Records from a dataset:
___

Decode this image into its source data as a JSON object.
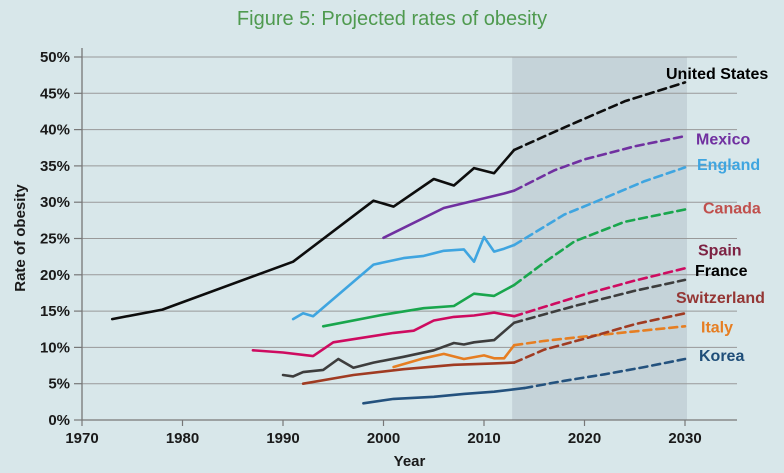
{
  "chart_data": {
    "type": "line",
    "title": "Figure 5: Projected rates of obesity",
    "xlabel": "Year",
    "ylabel": "Rate of obesity",
    "xlim": [
      1970,
      2035
    ],
    "ylim": [
      0,
      50
    ],
    "grid": true,
    "x_ticks": [
      "1970",
      "1980",
      "1990",
      "2000",
      "2010",
      "2020",
      "2030"
    ],
    "y_ticks": [
      "0%",
      "5%",
      "10%",
      "15%",
      "20%",
      "25%",
      "30%",
      "35%",
      "40%",
      "45%",
      "50%"
    ],
    "projection_band": {
      "start_year": 2013,
      "end_year": 2030,
      "color": "#c5d3d9"
    },
    "legend_position": "right-edge-labels",
    "colors": {
      "background": "#d8e7ea",
      "gridline": "#999999",
      "axis": "#777777",
      "tick_text": "#1a1a1a",
      "title": "#4f9a4f"
    },
    "series": [
      {
        "name": "United States",
        "line_color": "#0d0d0d",
        "label_color": "#000000",
        "label_x": 666,
        "label_y_pct": 47.7,
        "solid": [
          [
            1973,
            13.9
          ],
          [
            1978,
            15.2
          ],
          [
            1991,
            21.8
          ],
          [
            1999,
            30.2
          ],
          [
            2001,
            29.4
          ],
          [
            2005,
            33.2
          ],
          [
            2007,
            32.3
          ],
          [
            2009,
            34.7
          ],
          [
            2011,
            34.0
          ],
          [
            2013,
            37.2
          ]
        ],
        "dashed": [
          [
            2013,
            37.2
          ],
          [
            2018,
            40.3
          ],
          [
            2024,
            43.9
          ],
          [
            2030,
            46.5
          ]
        ]
      },
      {
        "name": "Mexico",
        "line_color": "#7030a0",
        "label_color": "#7030a0",
        "label_x": 696,
        "label_y_pct": 38.7,
        "solid": [
          [
            2000,
            25.1
          ],
          [
            2006,
            29.2
          ],
          [
            2012,
            31.2
          ],
          [
            2013,
            31.6
          ]
        ],
        "dashed": [
          [
            2013,
            31.6
          ],
          [
            2017,
            34.4
          ],
          [
            2020,
            35.9
          ],
          [
            2025,
            37.7
          ],
          [
            2030,
            39.1
          ]
        ]
      },
      {
        "name": "England",
        "line_color": "#3fa5e0",
        "label_color": "#3fa5e0",
        "label_x": 697,
        "label_y_pct": 35.2,
        "solid": [
          [
            1991,
            13.9
          ],
          [
            1992,
            14.7
          ],
          [
            1993,
            14.3
          ],
          [
            1999,
            21.4
          ],
          [
            2002,
            22.3
          ],
          [
            2004,
            22.6
          ],
          [
            2006,
            23.3
          ],
          [
            2008,
            23.5
          ],
          [
            2009,
            21.8
          ],
          [
            2010,
            25.2
          ],
          [
            2011,
            23.2
          ],
          [
            2012,
            23.6
          ],
          [
            2013,
            24.1
          ]
        ],
        "dashed": [
          [
            2013,
            24.1
          ],
          [
            2018,
            28.3
          ],
          [
            2021,
            30.0
          ],
          [
            2026,
            32.9
          ],
          [
            2030,
            34.8
          ]
        ]
      },
      {
        "name": "Canada",
        "line_color": "#19a64d",
        "label_color": "#c0504d",
        "label_x": 703,
        "label_y_pct": 29.2,
        "solid": [
          [
            1994,
            12.9
          ],
          [
            2000,
            14.5
          ],
          [
            2004,
            15.4
          ],
          [
            2007,
            15.7
          ],
          [
            2009,
            17.4
          ],
          [
            2011,
            17.1
          ],
          [
            2013,
            18.6
          ]
        ],
        "dashed": [
          [
            2013,
            18.6
          ],
          [
            2016,
            21.7
          ],
          [
            2019,
            24.6
          ],
          [
            2024,
            27.3
          ],
          [
            2030,
            29.0
          ]
        ]
      },
      {
        "name": "Spain",
        "line_color": "#ce0b60",
        "label_color": "#7d2243",
        "label_x": 698,
        "label_y_pct": 23.4,
        "solid": [
          [
            1987,
            9.6
          ],
          [
            1990,
            9.3
          ],
          [
            1993,
            8.8
          ],
          [
            1995,
            10.7
          ],
          [
            2001,
            12.0
          ],
          [
            2003,
            12.3
          ],
          [
            2005,
            13.7
          ],
          [
            2007,
            14.2
          ],
          [
            2009,
            14.4
          ],
          [
            2011,
            14.8
          ],
          [
            2013,
            14.3
          ]
        ],
        "dashed": [
          [
            2013,
            14.3
          ],
          [
            2017,
            16.0
          ],
          [
            2020,
            17.3
          ],
          [
            2025,
            19.2
          ],
          [
            2030,
            20.9
          ]
        ]
      },
      {
        "name": "France",
        "line_color": "#3d3d3d",
        "label_color": "#000000",
        "label_x": 695,
        "label_y_pct": 20.6,
        "solid": [
          [
            1990,
            6.2
          ],
          [
            1991,
            6.0
          ],
          [
            1992,
            6.6
          ],
          [
            1994,
            6.9
          ],
          [
            1995.5,
            8.4
          ],
          [
            1997,
            7.2
          ],
          [
            1999,
            7.9
          ],
          [
            2002,
            8.7
          ],
          [
            2005,
            9.6
          ],
          [
            2007,
            10.6
          ],
          [
            2008,
            10.4
          ],
          [
            2009,
            10.7
          ],
          [
            2011,
            11.0
          ],
          [
            2013,
            13.4
          ]
        ],
        "dashed": [
          [
            2013,
            13.4
          ],
          [
            2019,
            15.7
          ],
          [
            2025,
            17.8
          ],
          [
            2030,
            19.3
          ]
        ]
      },
      {
        "name": "Switzerland",
        "line_color": "#a03b22",
        "label_color": "#943634",
        "label_x": 676,
        "label_y_pct": 16.9,
        "solid": [
          [
            1992,
            5.0
          ],
          [
            1997,
            6.2
          ],
          [
            2002,
            7.0
          ],
          [
            2007,
            7.6
          ],
          [
            2011,
            7.8
          ],
          [
            2013,
            7.9
          ]
        ],
        "dashed": [
          [
            2013,
            7.9
          ],
          [
            2016,
            9.7
          ],
          [
            2020,
            11.2
          ],
          [
            2025,
            13.2
          ],
          [
            2030,
            14.7
          ]
        ]
      },
      {
        "name": "Italy",
        "line_color": "#e67e22",
        "label_color": "#e67e22",
        "label_x": 701,
        "label_y_pct": 12.8,
        "solid": [
          [
            2001,
            7.3
          ],
          [
            2004,
            8.5
          ],
          [
            2006,
            9.1
          ],
          [
            2008,
            8.4
          ],
          [
            2010,
            8.9
          ],
          [
            2011,
            8.5
          ],
          [
            2012,
            8.5
          ],
          [
            2013,
            10.3
          ]
        ],
        "dashed": [
          [
            2013,
            10.3
          ],
          [
            2016,
            10.9
          ],
          [
            2020,
            11.5
          ],
          [
            2025,
            12.2
          ],
          [
            2030,
            12.9
          ]
        ]
      },
      {
        "name": "Korea",
        "line_color": "#24527e",
        "label_color": "#1f4e79",
        "label_x": 699,
        "label_y_pct": 8.9,
        "solid": [
          [
            1998,
            2.3
          ],
          [
            2001,
            2.9
          ],
          [
            2005,
            3.2
          ],
          [
            2008,
            3.6
          ],
          [
            2011,
            3.9
          ],
          [
            2014,
            4.4
          ]
        ],
        "dashed": [
          [
            2014,
            4.4
          ],
          [
            2018,
            5.4
          ],
          [
            2022,
            6.3
          ],
          [
            2026,
            7.3
          ],
          [
            2030,
            8.4
          ]
        ]
      }
    ]
  }
}
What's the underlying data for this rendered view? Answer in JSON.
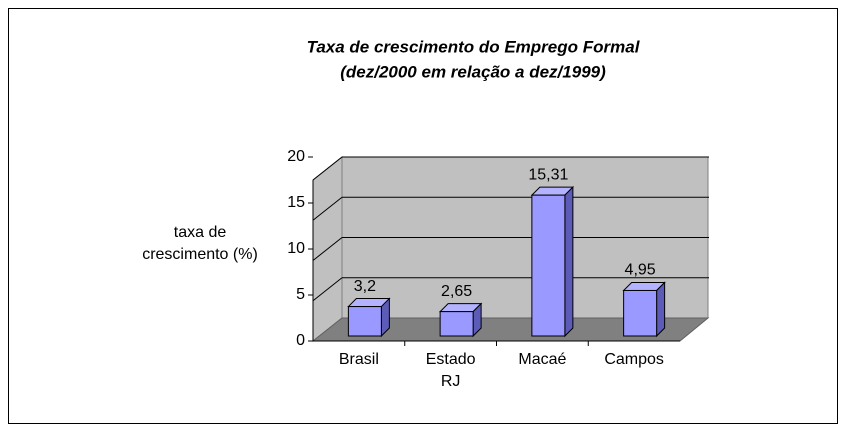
{
  "chart_data": {
    "type": "bar3d",
    "title": "Taxa de crescimento do Emprego Formal",
    "subtitle": "(dez/2000 em relação a dez/1999)",
    "y_label": "taxa de crescimento (%)",
    "categories": [
      "Brasil",
      "Estado RJ",
      "Macaé",
      "Campos"
    ],
    "values": [
      3.2,
      2.65,
      15.31,
      4.95
    ],
    "value_labels": [
      "3,2",
      "2,65",
      "15,31",
      "4,95"
    ],
    "color": "#9999ff",
    "ylim": [
      0,
      20
    ],
    "yticks": [
      0,
      5,
      10,
      15,
      20
    ],
    "grid": true
  }
}
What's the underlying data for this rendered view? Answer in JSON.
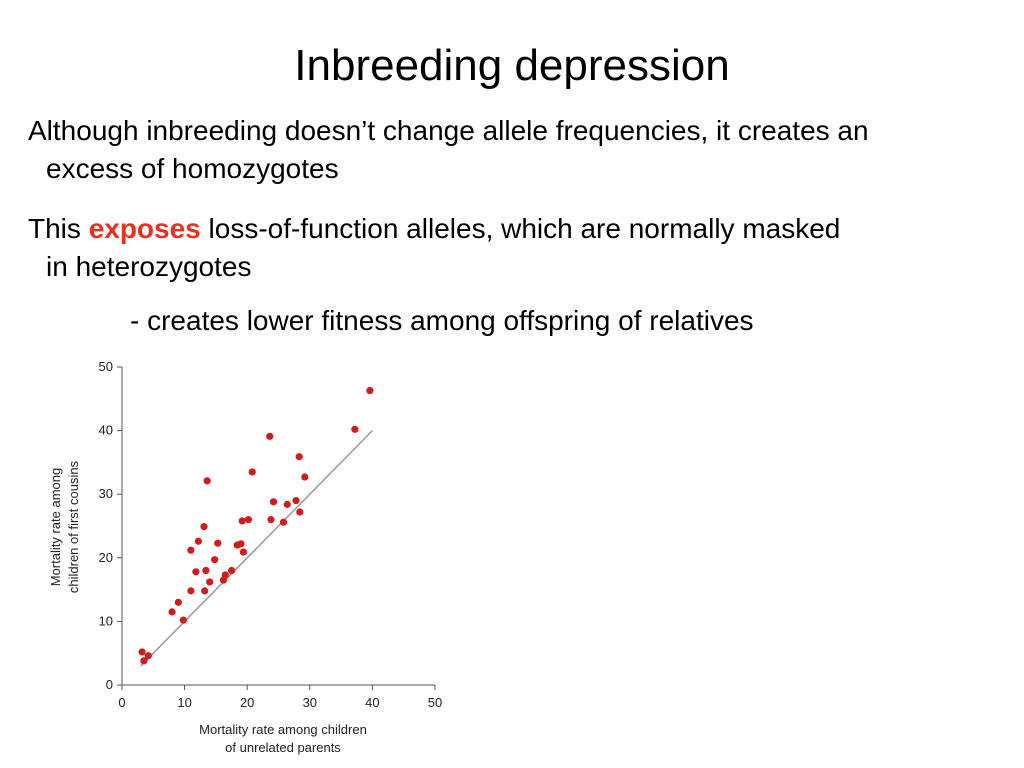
{
  "slide": {
    "title": "Inbreeding depression",
    "para1_line1": "Although inbreeding doesn’t change allele frequencies, it creates an",
    "para1_line2": "excess of homozygotes",
    "para2_prefix": "This ",
    "para2_emphasis": "exposes",
    "para2_suffix": " loss-of-function alleles, which are normally masked",
    "para2_line2": "in heterozygotes",
    "sub_point": "- creates lower fitness among offspring of relatives",
    "accent_color": "#e8311f"
  },
  "chart_data": {
    "type": "scatter",
    "title": "",
    "xlabel_lines": [
      "Mortality rate among children",
      "of unrelated parents"
    ],
    "ylabel_lines": [
      "Mortality rate among",
      "children of first cousins"
    ],
    "xlim": [
      0,
      50
    ],
    "ylim": [
      0,
      50
    ],
    "xticks": [
      0,
      10,
      20,
      30,
      40,
      50
    ],
    "yticks": [
      0,
      10,
      20,
      30,
      40,
      50
    ],
    "grid": false,
    "point_color": "#d01c1c",
    "reference_line": {
      "from": [
        3,
        3
      ],
      "to": [
        40,
        40
      ],
      "color": "#9a9a9a"
    },
    "points": [
      {
        "x": 3.2,
        "y": 5.2
      },
      {
        "x": 3.5,
        "y": 3.8
      },
      {
        "x": 4.2,
        "y": 4.6
      },
      {
        "x": 8.0,
        "y": 11.5
      },
      {
        "x": 9.0,
        "y": 13.0
      },
      {
        "x": 9.8,
        "y": 10.2
      },
      {
        "x": 11.0,
        "y": 14.8
      },
      {
        "x": 11.0,
        "y": 21.2
      },
      {
        "x": 11.8,
        "y": 17.8
      },
      {
        "x": 12.2,
        "y": 22.6
      },
      {
        "x": 13.1,
        "y": 24.9
      },
      {
        "x": 13.2,
        "y": 14.8
      },
      {
        "x": 13.4,
        "y": 18.0
      },
      {
        "x": 13.6,
        "y": 32.1
      },
      {
        "x": 14.0,
        "y": 16.2
      },
      {
        "x": 14.8,
        "y": 19.7
      },
      {
        "x": 15.3,
        "y": 22.3
      },
      {
        "x": 16.2,
        "y": 16.5
      },
      {
        "x": 16.5,
        "y": 17.3
      },
      {
        "x": 17.5,
        "y": 18.0
      },
      {
        "x": 18.4,
        "y": 22.0
      },
      {
        "x": 19.0,
        "y": 22.2
      },
      {
        "x": 19.2,
        "y": 25.8
      },
      {
        "x": 19.4,
        "y": 20.9
      },
      {
        "x": 20.2,
        "y": 26.0
      },
      {
        "x": 20.8,
        "y": 33.5
      },
      {
        "x": 23.6,
        "y": 39.1
      },
      {
        "x": 23.8,
        "y": 26.0
      },
      {
        "x": 24.2,
        "y": 28.8
      },
      {
        "x": 25.8,
        "y": 25.6
      },
      {
        "x": 26.4,
        "y": 28.4
      },
      {
        "x": 27.8,
        "y": 29.0
      },
      {
        "x": 28.3,
        "y": 35.9
      },
      {
        "x": 28.4,
        "y": 27.2
      },
      {
        "x": 29.2,
        "y": 32.7
      },
      {
        "x": 37.2,
        "y": 40.2
      },
      {
        "x": 39.6,
        "y": 46.3
      }
    ]
  }
}
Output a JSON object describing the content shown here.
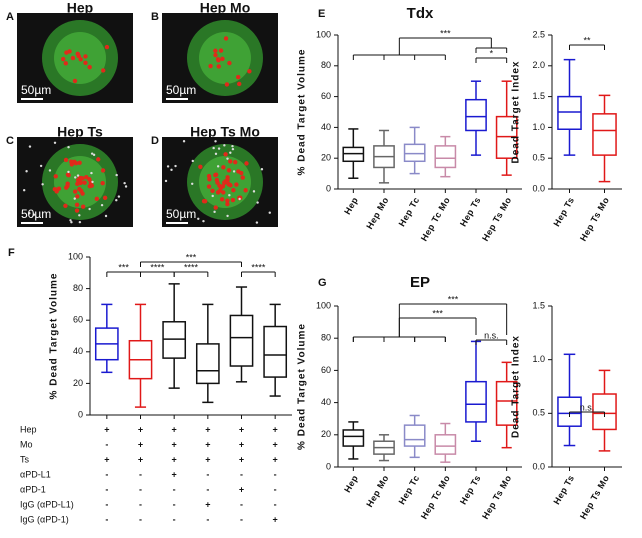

___

## EXERCISE GOAL:
Identify and copy lines that hold the string "JSON".

## WRITTEN ANSWER:
Decode this image into its source data as a JSON object.
What's the underlying data for this rendered view? Answer in JSON.
What's the underlying data for this rendered view? Answer in JSON.
Output a JSON object describing the content shown here.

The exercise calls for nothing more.